>> start Provided data

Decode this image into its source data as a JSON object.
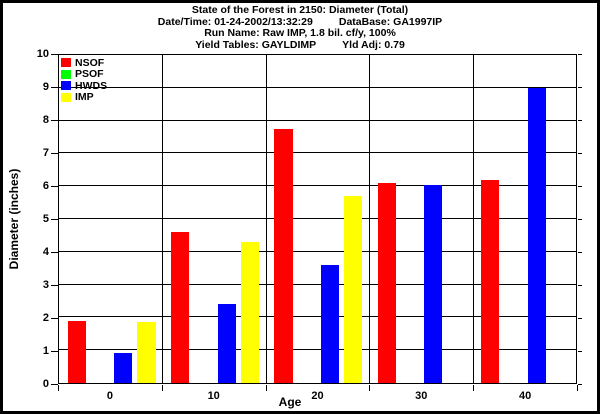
{
  "header": {
    "line1": "State of the Forest in 2150: Diameter (Total)",
    "line2_left": "Date/Time: 01-24-2002/13:32:29",
    "line2_right": "DataBase: GA1997IP",
    "line3": "Run Name: Raw IMP, 1.8 bil. cf/y, 100%",
    "line4_left": "Yield Tables: GAYLDIMP",
    "line4_right": "Yld Adj: 0.79"
  },
  "chart_data": {
    "type": "bar",
    "title": "State of the Forest in 2150: Diameter (Total)",
    "categories": [
      "0",
      "10",
      "20",
      "30",
      "40"
    ],
    "series": [
      {
        "name": "NSOF",
        "color": "#ff0000",
        "values": [
          1.9,
          4.6,
          7.75,
          6.1,
          6.2
        ]
      },
      {
        "name": "PSOF",
        "color": "#00ff00",
        "values": [
          0,
          0,
          0,
          0,
          0
        ]
      },
      {
        "name": "HWDS",
        "color": "#0000ff",
        "values": [
          0.9,
          2.4,
          3.6,
          6.05,
          9.0
        ]
      },
      {
        "name": "IMP",
        "color": "#ffff00",
        "values": [
          1.85,
          4.3,
          5.7,
          0,
          0
        ]
      }
    ],
    "xlabel": "Age",
    "ylabel": "Diameter (inches)",
    "ylim": [
      0,
      10
    ],
    "ytick_step": 1,
    "grid": true,
    "legend": [
      "NSOF",
      "PSOF",
      "HWDS",
      "IMP"
    ],
    "legend_position": "top-left-inside",
    "axis_color": "#000000",
    "background_color": "#ffffff"
  }
}
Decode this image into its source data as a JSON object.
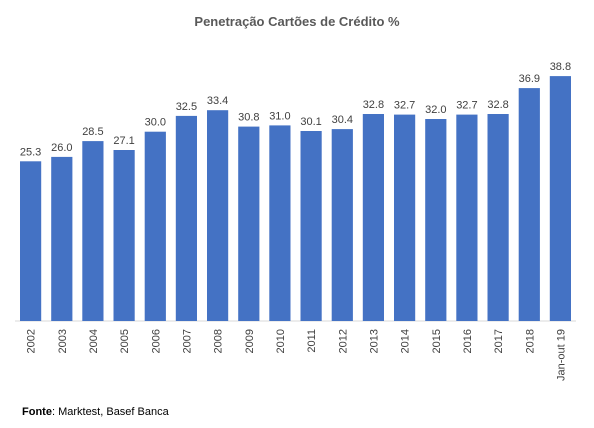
{
  "chart_data": {
    "type": "bar",
    "title": "Penetração Cartões de Crédito %",
    "categories": [
      "2002",
      "2003",
      "2004",
      "2005",
      "2006",
      "2007",
      "2008",
      "2009",
      "2010",
      "2011",
      "2012",
      "2013",
      "2014",
      "2015",
      "2016",
      "2017",
      "2018",
      "Jan-out 19"
    ],
    "values": [
      25.3,
      26.0,
      28.5,
      27.1,
      30.0,
      32.5,
      33.4,
      30.8,
      31.0,
      30.1,
      30.4,
      32.8,
      32.7,
      32.0,
      32.7,
      32.8,
      36.9,
      38.8
    ],
    "value_labels": [
      "25.3",
      "26.0",
      "28.5",
      "27.1",
      "30.0",
      "32.5",
      "33.4",
      "30.8",
      "31.0",
      "30.1",
      "30.4",
      "32.8",
      "32.7",
      "32.0",
      "32.7",
      "32.8",
      "36.9",
      "38.8"
    ],
    "xlabel": "",
    "ylabel": "",
    "ylim": [
      0,
      45
    ],
    "bar_color": "#4472C4",
    "grid": false,
    "legend": "none"
  },
  "source": {
    "label": "Fonte",
    "text": ": Marktest, Basef Banca"
  }
}
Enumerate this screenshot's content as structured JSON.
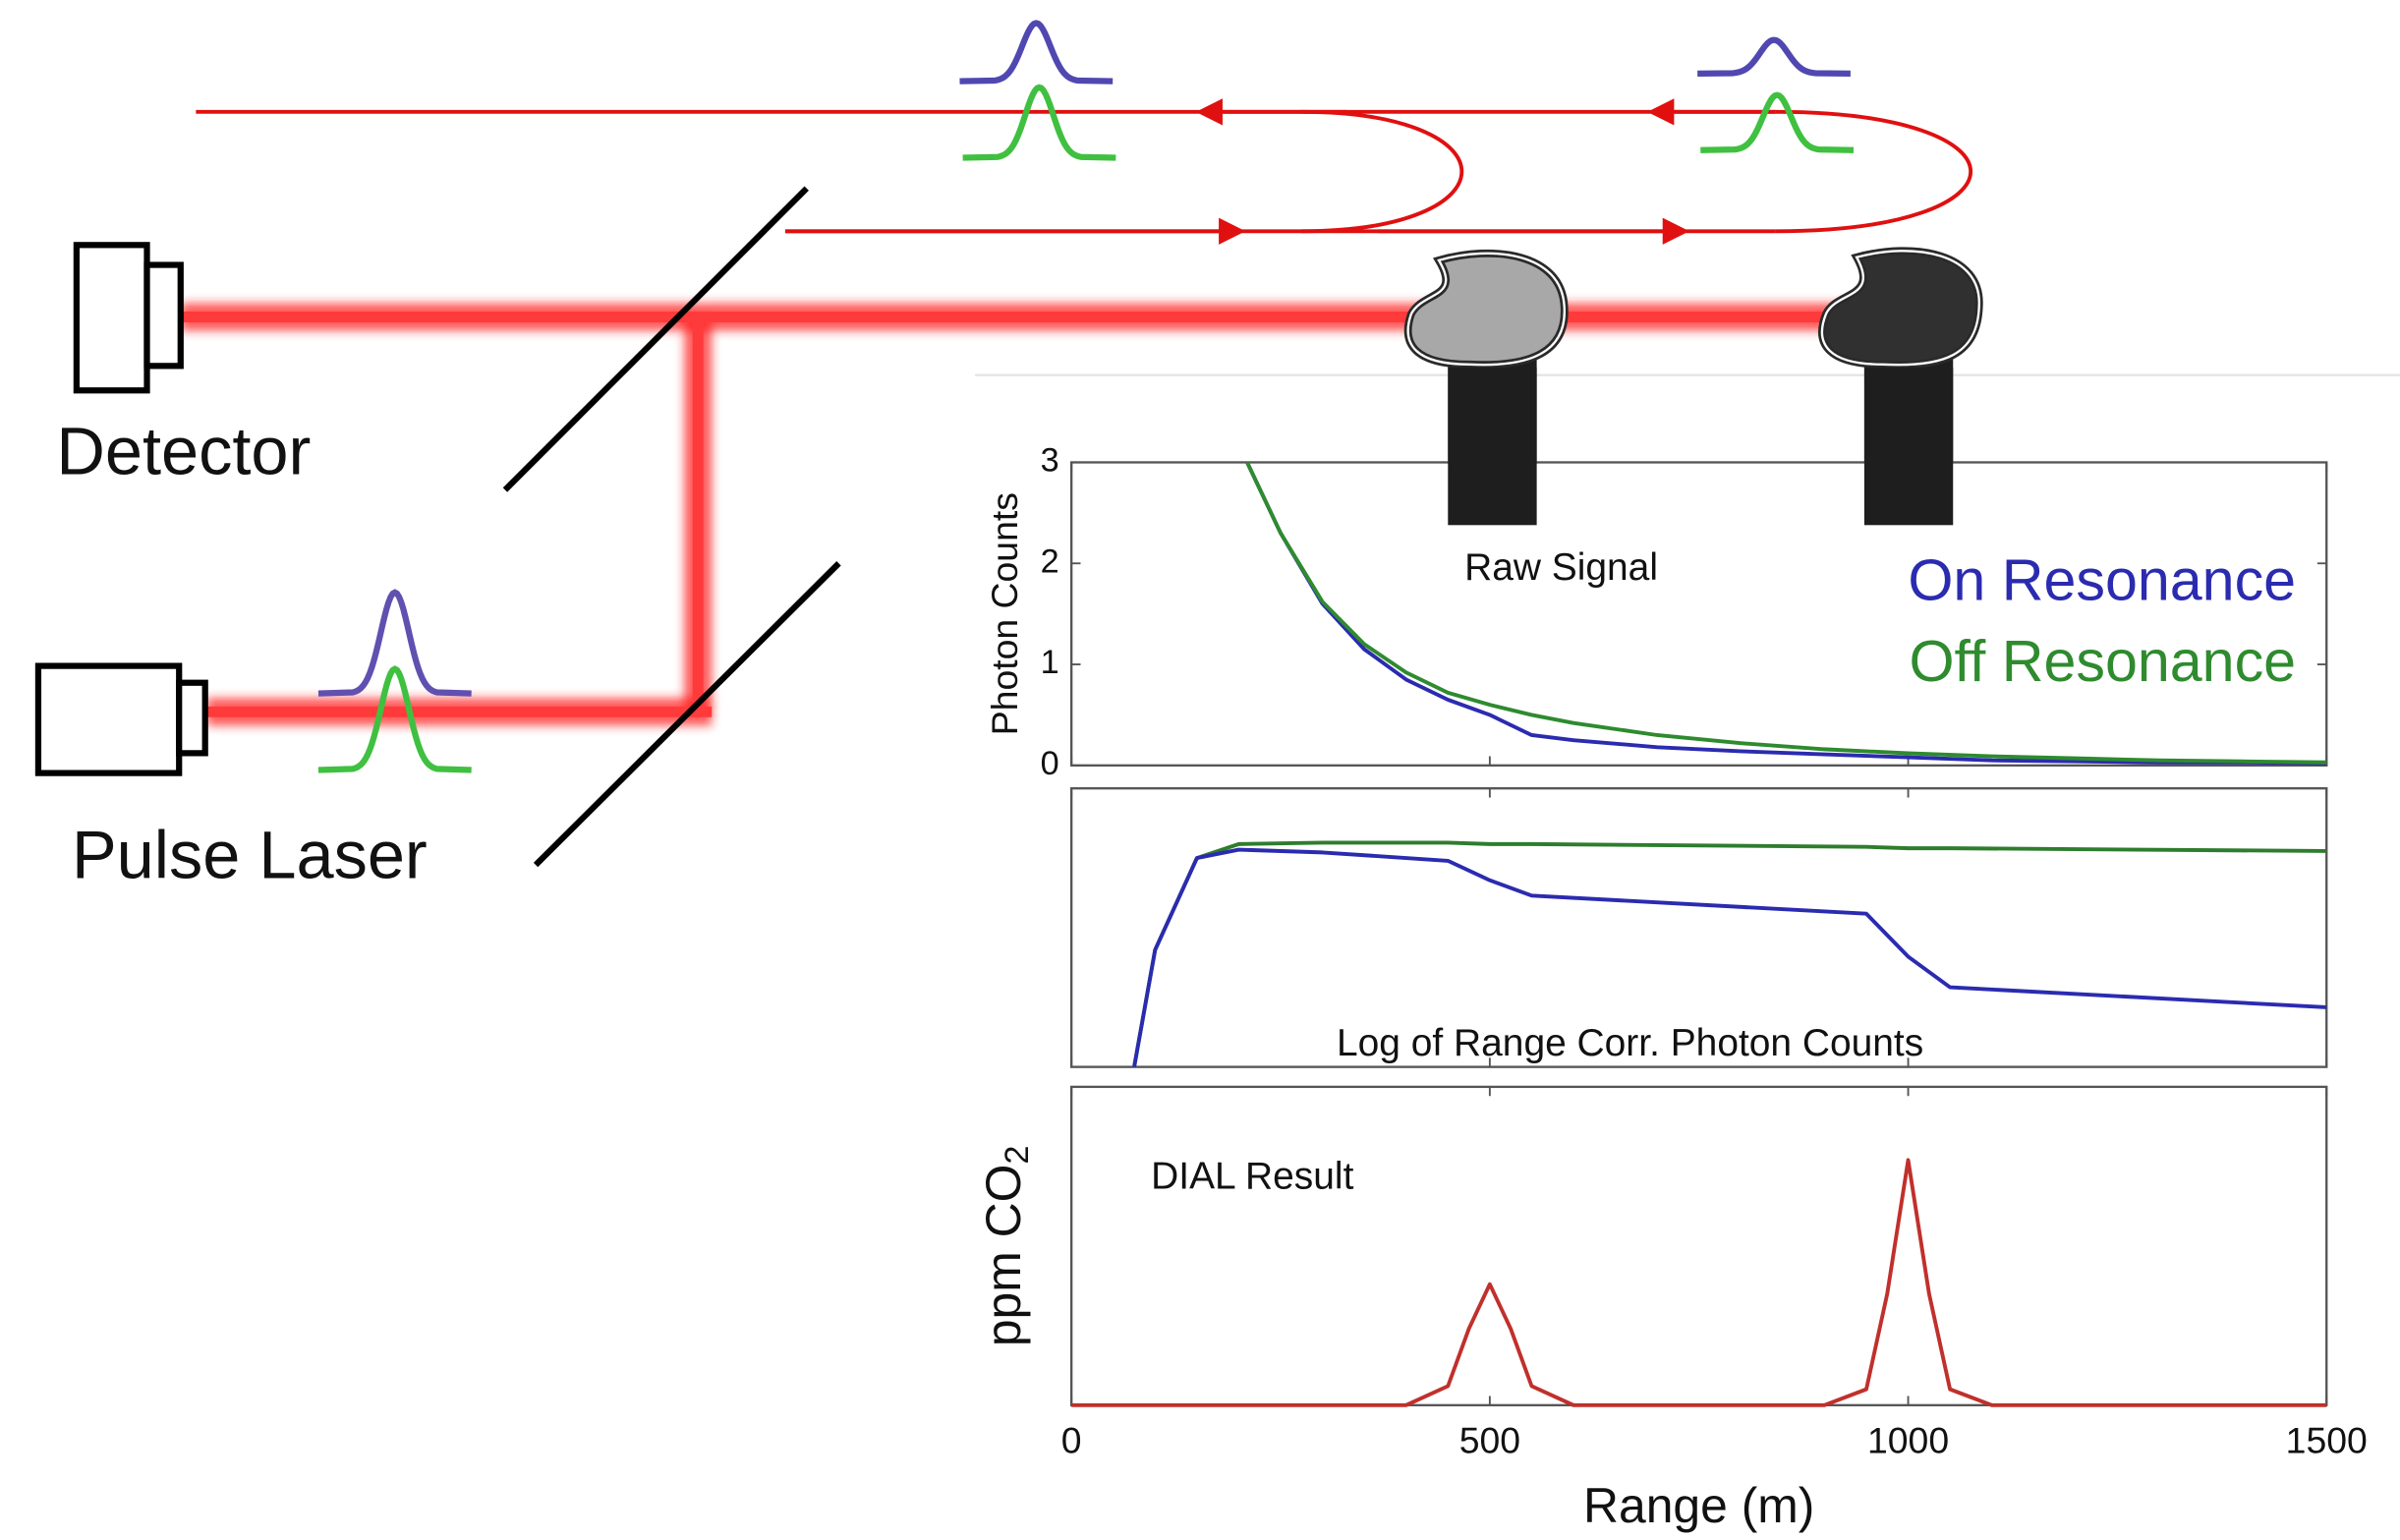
{
  "diagram": {
    "detector_label": "Detector",
    "laser_label": "Pulse Laser"
  },
  "chart_data": [
    {
      "type": "line",
      "title": "Raw Signal",
      "ylabel": "Photon Counts",
      "xlim": [
        0,
        1500
      ],
      "ylim": [
        0,
        3
      ],
      "yticks": [
        0,
        1,
        2,
        3
      ],
      "x": [
        210,
        250,
        300,
        350,
        400,
        450,
        500,
        550,
        600,
        700,
        800,
        900,
        1000,
        1100,
        1200,
        1300,
        1400,
        1500
      ],
      "series": [
        {
          "name": "On Resonance",
          "color": "#2b2bb0",
          "values": [
            3,
            2.3,
            1.6,
            1.15,
            0.85,
            0.65,
            0.5,
            0.3,
            0.25,
            0.18,
            0.14,
            0.11,
            0.08,
            0.05,
            0.04,
            0.03,
            0.03,
            0.02
          ]
        },
        {
          "name": "Off Resonance",
          "color": "#2e8b2e",
          "values": [
            3,
            2.3,
            1.62,
            1.2,
            0.92,
            0.72,
            0.6,
            0.5,
            0.42,
            0.3,
            0.22,
            0.16,
            0.12,
            0.09,
            0.07,
            0.05,
            0.04,
            0.03
          ]
        }
      ]
    },
    {
      "type": "line",
      "title": "Log of Range Corr. Photon Counts",
      "xlim": [
        0,
        1500
      ],
      "ylim": [
        0,
        10
      ],
      "x": [
        75,
        100,
        150,
        200,
        300,
        450,
        500,
        550,
        950,
        1000,
        1050,
        1500
      ],
      "series": [
        {
          "color": "#2e7d2e",
          "values": [
            0,
            4.2,
            7.5,
            8.0,
            8.05,
            8.05,
            8.0,
            8.0,
            7.9,
            7.85,
            7.85,
            7.75
          ]
        },
        {
          "color": "#2b2bb0",
          "values": [
            0,
            4.2,
            7.5,
            7.8,
            7.7,
            7.4,
            6.7,
            6.15,
            5.5,
            3.96,
            2.86,
            2.14
          ]
        }
      ]
    },
    {
      "type": "line",
      "title": "DIAL Result",
      "ylabel": "ppm CO",
      "ylabel_sub": "2",
      "xlabel": "Range (m)",
      "xlim": [
        0,
        1500
      ],
      "ylim": [
        0,
        10
      ],
      "xticks": [
        0,
        500,
        1000,
        1500
      ],
      "x": [
        0,
        400,
        450,
        475,
        500,
        525,
        550,
        600,
        900,
        950,
        975,
        1000,
        1025,
        1050,
        1100,
        1500
      ],
      "series": [
        {
          "color": "#c0302c",
          "values": [
            0,
            0,
            0.6,
            2.4,
            3.8,
            2.4,
            0.6,
            0,
            0,
            0.5,
            3.5,
            7.7,
            3.5,
            0.5,
            0,
            0
          ]
        }
      ]
    }
  ]
}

>> end Provided data

Check each line above for the word "Resonance", and copy the lines where it appears.

          "name": "On Resonance",
          "name": "Off Resonance",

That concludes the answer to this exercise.